━━━ Information given

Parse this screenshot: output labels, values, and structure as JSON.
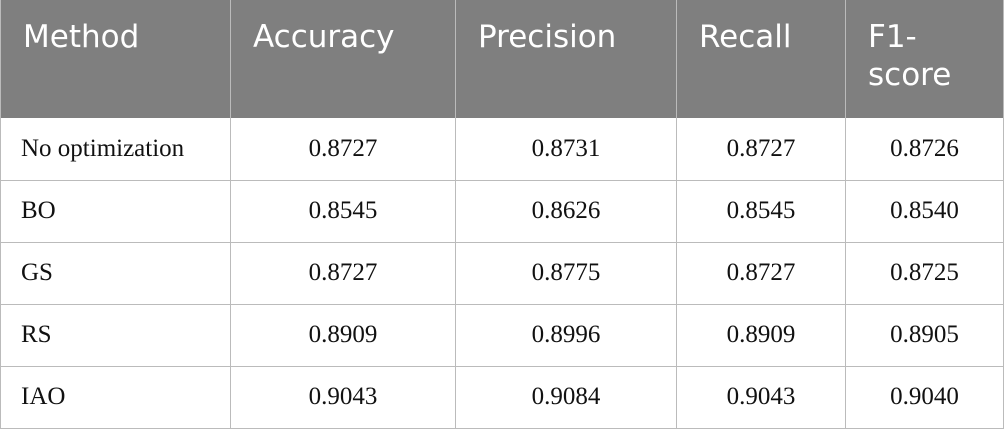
{
  "table": {
    "header": [
      "Method",
      "Accuracy",
      "Precision",
      "Recall",
      "F1-score"
    ],
    "rows": [
      [
        "No optimization",
        "0.8727",
        "0.8731",
        "0.8727",
        "0.8726"
      ],
      [
        "BO",
        "0.8545",
        "0.8626",
        "0.8545",
        "0.8540"
      ],
      [
        "GS",
        "0.8727",
        "0.8775",
        "0.8727",
        "0.8725"
      ],
      [
        "RS",
        "0.8909",
        "0.8996",
        "0.8909",
        "0.8905"
      ],
      [
        "IAO",
        "0.9043",
        "0.9084",
        "0.9043",
        "0.9040"
      ]
    ]
  }
}
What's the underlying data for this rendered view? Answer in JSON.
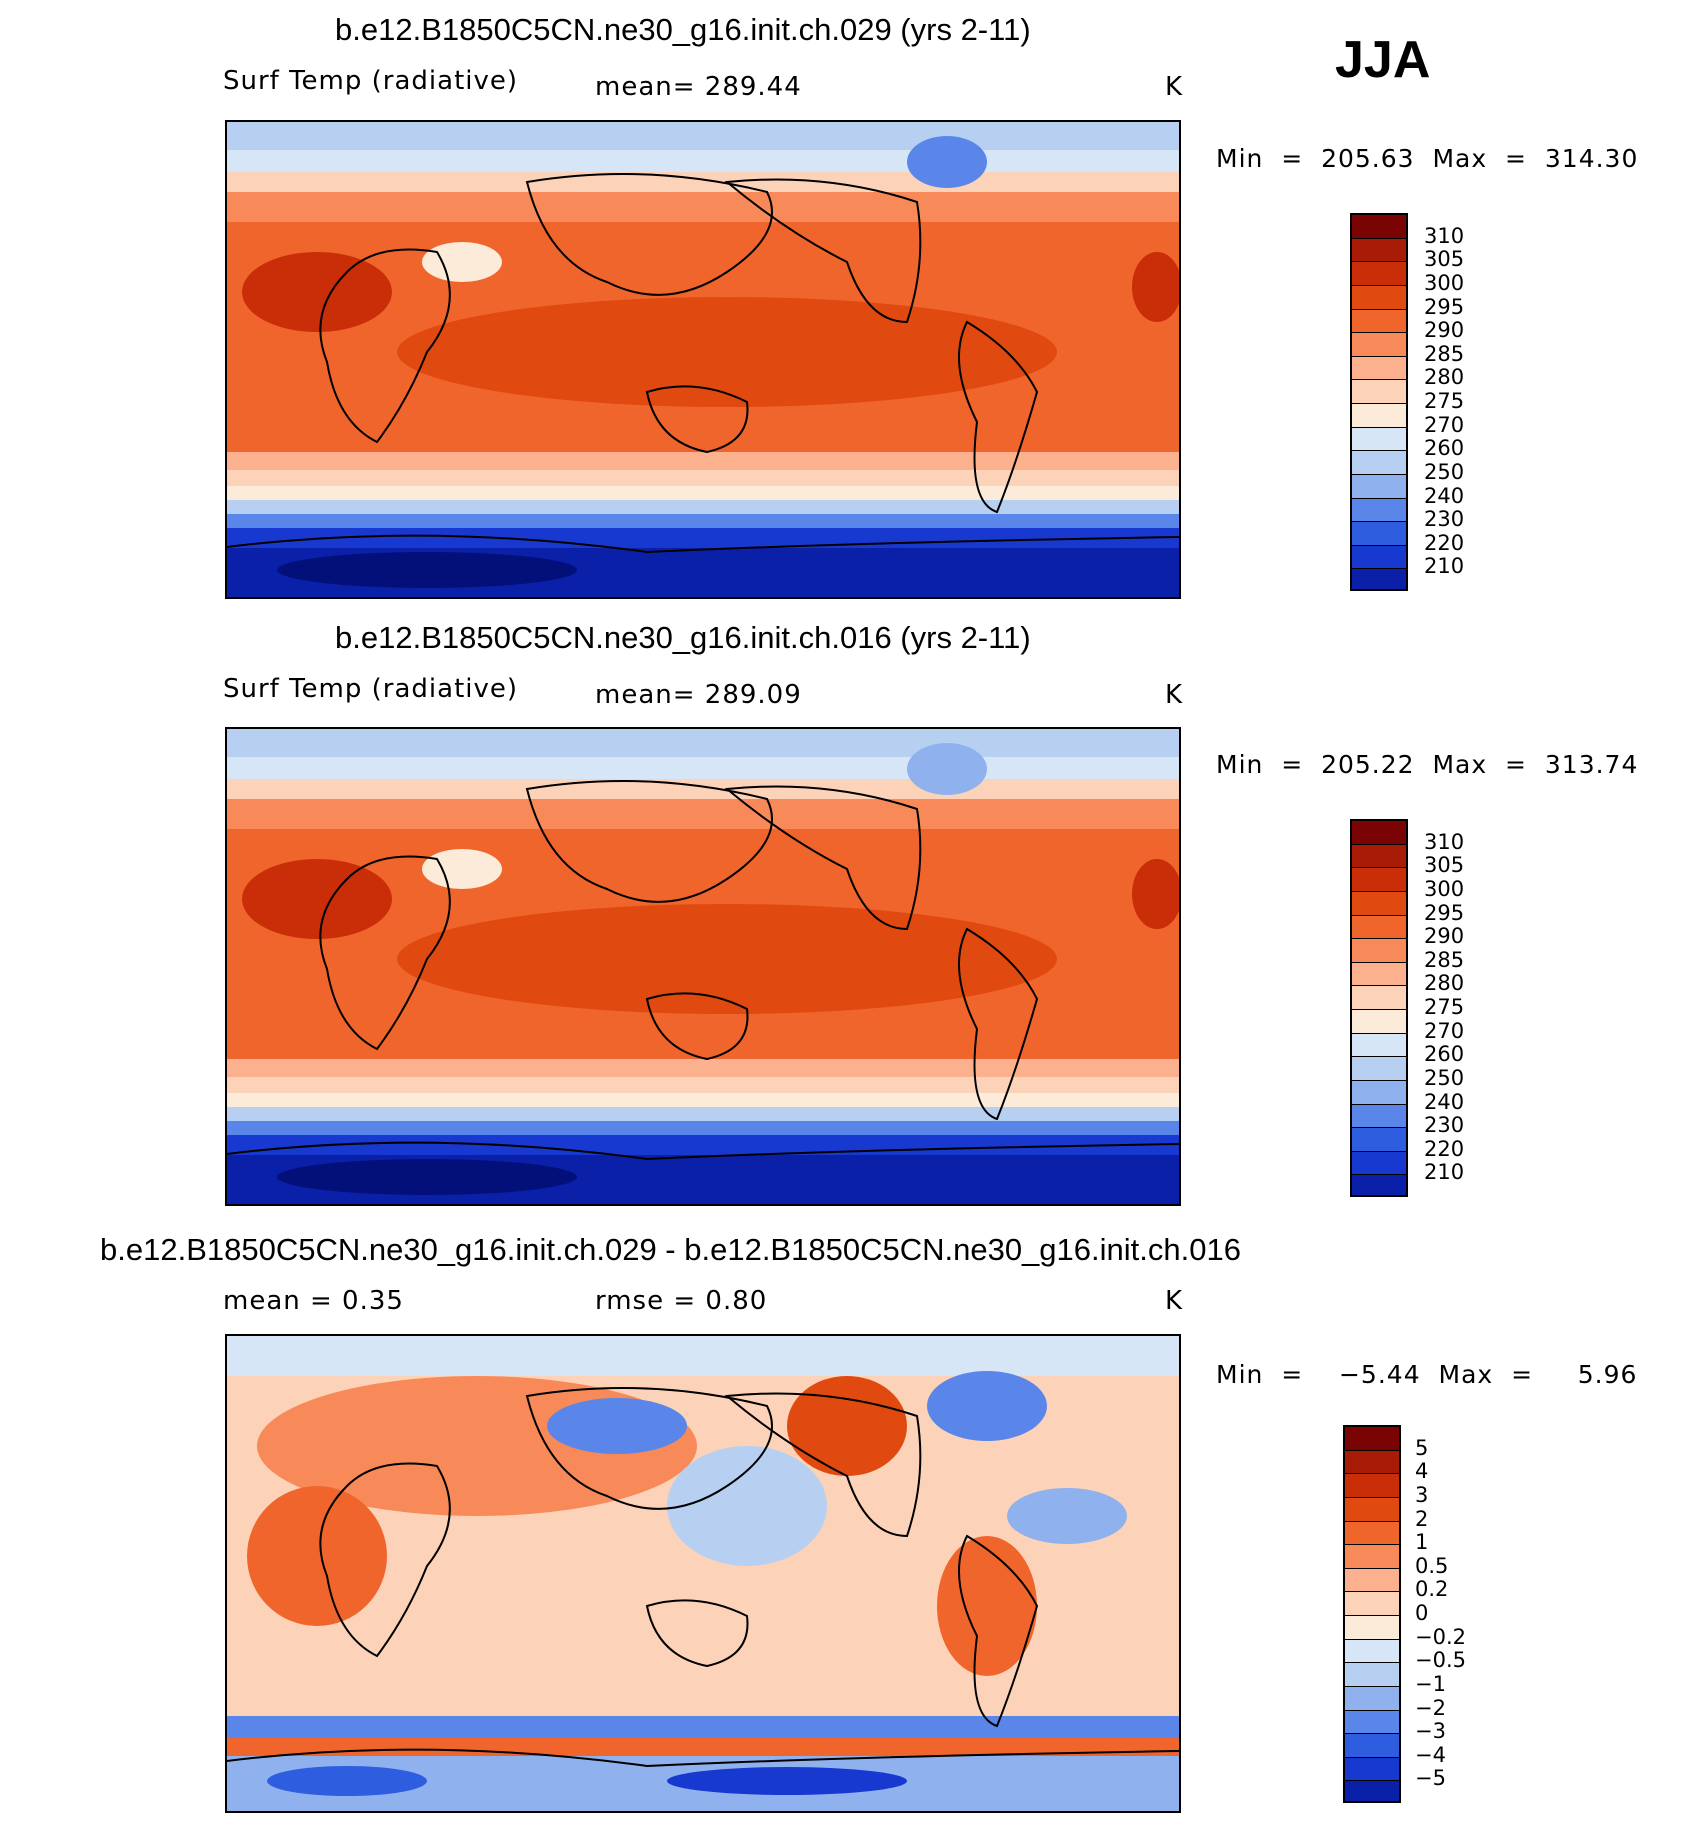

━━━━━━

- [Required task]:
Your task is to reproduce all of the material exactly. The pictures stay out.

- [Response to this task]:
Parse this screenshot: output labels, values, and structure as JSON.
{
  "table": {
    "header": [
      "Method",
      "Accuracy",
      "Precision",
      "Recall",
      "F1-score"
    ],
    "rows": [
      [
        "No optimization",
        "0.8727",
        "0.8731",
        "0.8727",
        "0.8726"
      ],
      [
        "BO",
        "0.8545",
        "0.8626",
        "0.8545",
        "0.8540"
      ],
      [
        "GS",
        "0.8727",
        "0.8775",
        "0.8727",
        "0.8725"
      ],
      [
        "RS",
        "0.8909",
        "0.8996",
        "0.8909",
        "0.8905"
      ],
      [
        "IAO",
        "0.9043",
        "0.9084",
        "0.9043",
        "0.9040"
      ]
    ]
  }
}
What's the underlying data for this rendered view? Answer in JSON.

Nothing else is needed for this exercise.